_Aim_
Report how many lines hold the word "TERC"; give nothing but the number.

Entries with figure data
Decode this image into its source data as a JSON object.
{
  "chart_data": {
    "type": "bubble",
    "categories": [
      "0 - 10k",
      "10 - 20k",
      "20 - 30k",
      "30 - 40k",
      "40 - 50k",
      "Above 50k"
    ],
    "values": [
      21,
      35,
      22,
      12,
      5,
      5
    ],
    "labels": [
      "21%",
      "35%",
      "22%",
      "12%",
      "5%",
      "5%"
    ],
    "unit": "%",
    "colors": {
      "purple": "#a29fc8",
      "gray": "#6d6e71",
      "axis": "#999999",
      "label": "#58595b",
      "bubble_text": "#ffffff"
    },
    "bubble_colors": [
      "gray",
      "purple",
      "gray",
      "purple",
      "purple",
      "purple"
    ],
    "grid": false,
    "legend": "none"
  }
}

--

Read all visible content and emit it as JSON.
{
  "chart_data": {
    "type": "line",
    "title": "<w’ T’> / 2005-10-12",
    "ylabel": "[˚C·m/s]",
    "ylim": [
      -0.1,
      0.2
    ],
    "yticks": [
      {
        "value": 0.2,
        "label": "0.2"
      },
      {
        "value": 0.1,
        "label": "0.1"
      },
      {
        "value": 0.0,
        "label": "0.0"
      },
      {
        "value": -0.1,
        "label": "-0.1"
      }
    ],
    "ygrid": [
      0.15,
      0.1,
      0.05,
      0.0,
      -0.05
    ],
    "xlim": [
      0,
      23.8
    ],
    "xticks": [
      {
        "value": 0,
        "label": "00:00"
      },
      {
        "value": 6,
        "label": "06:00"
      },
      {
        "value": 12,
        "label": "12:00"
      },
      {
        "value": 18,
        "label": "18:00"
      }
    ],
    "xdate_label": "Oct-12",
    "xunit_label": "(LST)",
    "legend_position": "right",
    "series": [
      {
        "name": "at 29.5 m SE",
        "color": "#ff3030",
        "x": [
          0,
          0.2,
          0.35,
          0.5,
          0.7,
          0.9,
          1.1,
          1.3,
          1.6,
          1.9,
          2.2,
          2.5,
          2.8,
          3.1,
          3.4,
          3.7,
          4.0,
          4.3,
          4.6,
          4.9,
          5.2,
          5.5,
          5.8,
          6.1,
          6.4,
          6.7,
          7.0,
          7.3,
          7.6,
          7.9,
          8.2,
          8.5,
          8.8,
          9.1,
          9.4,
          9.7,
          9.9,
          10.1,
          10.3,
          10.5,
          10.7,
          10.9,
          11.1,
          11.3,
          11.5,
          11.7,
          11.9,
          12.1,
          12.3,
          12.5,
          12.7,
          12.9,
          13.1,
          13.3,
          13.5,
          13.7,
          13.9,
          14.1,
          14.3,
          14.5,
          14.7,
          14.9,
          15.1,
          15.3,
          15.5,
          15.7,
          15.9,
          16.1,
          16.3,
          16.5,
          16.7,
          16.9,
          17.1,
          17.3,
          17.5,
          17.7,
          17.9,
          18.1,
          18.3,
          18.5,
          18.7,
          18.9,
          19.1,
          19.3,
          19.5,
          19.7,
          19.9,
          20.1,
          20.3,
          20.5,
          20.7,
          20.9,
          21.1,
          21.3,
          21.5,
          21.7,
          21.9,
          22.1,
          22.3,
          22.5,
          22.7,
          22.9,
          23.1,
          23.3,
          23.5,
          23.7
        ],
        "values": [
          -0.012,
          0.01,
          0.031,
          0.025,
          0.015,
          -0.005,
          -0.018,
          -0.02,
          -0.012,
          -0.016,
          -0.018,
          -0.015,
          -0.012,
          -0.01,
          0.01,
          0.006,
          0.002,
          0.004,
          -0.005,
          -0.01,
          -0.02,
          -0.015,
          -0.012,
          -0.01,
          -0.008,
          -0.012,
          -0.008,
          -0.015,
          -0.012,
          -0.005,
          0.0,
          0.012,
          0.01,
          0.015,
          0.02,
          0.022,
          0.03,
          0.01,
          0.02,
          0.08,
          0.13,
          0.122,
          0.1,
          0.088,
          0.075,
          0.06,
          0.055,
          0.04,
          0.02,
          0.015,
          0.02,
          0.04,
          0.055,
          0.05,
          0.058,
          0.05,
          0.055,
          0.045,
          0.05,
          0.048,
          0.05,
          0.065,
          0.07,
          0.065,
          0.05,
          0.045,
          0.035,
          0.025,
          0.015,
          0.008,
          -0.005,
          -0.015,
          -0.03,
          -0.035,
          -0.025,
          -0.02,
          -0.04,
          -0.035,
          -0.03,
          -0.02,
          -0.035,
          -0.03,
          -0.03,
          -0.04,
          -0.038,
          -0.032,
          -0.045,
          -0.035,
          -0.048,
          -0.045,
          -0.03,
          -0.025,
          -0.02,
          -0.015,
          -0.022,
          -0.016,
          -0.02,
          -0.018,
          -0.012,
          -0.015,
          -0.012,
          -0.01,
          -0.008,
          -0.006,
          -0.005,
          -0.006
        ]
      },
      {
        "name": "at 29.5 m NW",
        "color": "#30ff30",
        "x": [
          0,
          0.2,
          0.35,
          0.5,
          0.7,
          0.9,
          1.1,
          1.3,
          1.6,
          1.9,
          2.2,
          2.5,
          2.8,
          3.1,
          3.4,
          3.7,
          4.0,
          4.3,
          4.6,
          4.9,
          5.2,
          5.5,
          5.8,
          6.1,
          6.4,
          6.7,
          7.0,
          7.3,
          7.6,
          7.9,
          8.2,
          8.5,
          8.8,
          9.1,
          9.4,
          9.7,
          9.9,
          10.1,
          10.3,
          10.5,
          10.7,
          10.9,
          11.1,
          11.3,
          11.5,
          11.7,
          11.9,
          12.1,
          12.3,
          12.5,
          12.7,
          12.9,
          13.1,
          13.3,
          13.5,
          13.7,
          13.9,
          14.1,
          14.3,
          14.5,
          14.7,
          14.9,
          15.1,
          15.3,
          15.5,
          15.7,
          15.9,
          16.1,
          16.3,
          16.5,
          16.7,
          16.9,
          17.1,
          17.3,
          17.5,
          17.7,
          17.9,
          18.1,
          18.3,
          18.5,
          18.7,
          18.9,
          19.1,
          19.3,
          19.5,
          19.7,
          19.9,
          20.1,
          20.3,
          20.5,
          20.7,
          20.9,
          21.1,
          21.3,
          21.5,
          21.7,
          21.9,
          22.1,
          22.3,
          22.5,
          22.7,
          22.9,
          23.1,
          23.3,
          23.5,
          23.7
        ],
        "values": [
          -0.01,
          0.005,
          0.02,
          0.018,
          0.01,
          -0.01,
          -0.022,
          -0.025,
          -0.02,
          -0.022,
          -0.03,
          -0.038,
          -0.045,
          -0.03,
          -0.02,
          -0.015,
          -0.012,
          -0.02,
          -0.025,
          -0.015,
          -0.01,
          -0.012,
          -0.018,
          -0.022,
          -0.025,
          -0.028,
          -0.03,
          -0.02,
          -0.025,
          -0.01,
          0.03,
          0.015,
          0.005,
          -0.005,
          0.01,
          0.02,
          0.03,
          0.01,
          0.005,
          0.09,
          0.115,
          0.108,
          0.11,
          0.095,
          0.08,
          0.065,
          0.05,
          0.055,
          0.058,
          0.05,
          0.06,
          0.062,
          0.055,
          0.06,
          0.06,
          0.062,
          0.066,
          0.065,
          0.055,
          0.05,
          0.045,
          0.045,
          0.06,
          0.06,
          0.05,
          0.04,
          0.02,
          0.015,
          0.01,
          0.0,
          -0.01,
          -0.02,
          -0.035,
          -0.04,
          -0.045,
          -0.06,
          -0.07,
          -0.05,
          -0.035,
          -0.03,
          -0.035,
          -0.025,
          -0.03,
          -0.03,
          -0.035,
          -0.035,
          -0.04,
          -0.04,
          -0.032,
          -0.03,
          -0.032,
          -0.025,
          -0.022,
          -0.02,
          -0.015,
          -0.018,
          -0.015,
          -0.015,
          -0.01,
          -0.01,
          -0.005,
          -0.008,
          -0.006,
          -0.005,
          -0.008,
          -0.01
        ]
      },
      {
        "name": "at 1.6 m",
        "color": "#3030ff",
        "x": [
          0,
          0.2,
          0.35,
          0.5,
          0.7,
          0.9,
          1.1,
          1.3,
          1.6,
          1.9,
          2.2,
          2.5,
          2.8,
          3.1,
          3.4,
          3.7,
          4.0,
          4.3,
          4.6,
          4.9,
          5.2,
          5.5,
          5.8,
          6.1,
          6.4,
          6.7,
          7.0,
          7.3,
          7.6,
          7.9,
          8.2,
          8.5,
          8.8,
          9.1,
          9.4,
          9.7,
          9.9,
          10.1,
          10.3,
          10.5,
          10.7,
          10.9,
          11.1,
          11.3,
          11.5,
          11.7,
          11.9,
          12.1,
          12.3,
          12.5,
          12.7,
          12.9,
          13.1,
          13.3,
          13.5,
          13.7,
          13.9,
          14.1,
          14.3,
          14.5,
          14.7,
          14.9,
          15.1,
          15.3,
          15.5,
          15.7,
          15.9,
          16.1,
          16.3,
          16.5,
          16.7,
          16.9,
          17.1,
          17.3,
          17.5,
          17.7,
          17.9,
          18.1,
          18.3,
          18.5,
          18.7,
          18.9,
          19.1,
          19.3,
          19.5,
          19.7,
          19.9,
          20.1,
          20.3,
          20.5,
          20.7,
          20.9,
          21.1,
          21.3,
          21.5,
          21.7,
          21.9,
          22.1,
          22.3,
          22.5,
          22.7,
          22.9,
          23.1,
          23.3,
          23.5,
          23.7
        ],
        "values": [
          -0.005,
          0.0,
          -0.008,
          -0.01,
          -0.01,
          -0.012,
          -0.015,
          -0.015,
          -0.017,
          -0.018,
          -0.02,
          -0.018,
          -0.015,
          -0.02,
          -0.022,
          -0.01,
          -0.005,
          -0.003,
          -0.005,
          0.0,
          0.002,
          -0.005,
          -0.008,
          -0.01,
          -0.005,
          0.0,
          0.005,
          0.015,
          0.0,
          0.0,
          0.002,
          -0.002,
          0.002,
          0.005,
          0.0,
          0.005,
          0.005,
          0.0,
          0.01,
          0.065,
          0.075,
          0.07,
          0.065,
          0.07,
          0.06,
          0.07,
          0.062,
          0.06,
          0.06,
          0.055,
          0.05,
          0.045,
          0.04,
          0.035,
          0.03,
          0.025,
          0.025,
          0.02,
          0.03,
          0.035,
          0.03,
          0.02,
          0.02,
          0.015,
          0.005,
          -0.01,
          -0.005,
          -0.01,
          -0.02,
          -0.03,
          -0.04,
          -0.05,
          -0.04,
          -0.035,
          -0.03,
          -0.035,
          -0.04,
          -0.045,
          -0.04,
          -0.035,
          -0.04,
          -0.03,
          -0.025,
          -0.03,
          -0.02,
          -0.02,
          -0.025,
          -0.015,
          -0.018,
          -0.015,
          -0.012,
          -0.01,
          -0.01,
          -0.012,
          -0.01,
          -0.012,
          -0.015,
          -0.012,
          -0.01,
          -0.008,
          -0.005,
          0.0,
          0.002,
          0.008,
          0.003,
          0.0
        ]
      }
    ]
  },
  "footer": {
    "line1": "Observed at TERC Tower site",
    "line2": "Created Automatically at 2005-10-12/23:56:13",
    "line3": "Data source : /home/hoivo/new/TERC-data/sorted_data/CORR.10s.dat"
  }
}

* * *

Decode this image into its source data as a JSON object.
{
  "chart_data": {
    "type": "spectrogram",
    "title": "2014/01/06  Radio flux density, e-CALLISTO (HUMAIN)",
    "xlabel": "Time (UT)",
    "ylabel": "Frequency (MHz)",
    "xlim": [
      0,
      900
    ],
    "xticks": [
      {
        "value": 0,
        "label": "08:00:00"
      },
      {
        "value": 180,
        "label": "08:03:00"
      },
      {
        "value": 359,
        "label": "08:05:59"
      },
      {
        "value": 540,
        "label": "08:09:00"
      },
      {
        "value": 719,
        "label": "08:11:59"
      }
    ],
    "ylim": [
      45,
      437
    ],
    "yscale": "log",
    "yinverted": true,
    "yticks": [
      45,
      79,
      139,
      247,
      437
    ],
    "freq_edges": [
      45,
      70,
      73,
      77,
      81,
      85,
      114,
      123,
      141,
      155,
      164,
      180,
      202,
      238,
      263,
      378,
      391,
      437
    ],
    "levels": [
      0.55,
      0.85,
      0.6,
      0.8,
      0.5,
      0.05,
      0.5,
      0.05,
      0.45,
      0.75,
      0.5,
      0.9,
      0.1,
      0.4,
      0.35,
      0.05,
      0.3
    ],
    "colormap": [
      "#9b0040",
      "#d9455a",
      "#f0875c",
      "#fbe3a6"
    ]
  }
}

_Exercise output_
2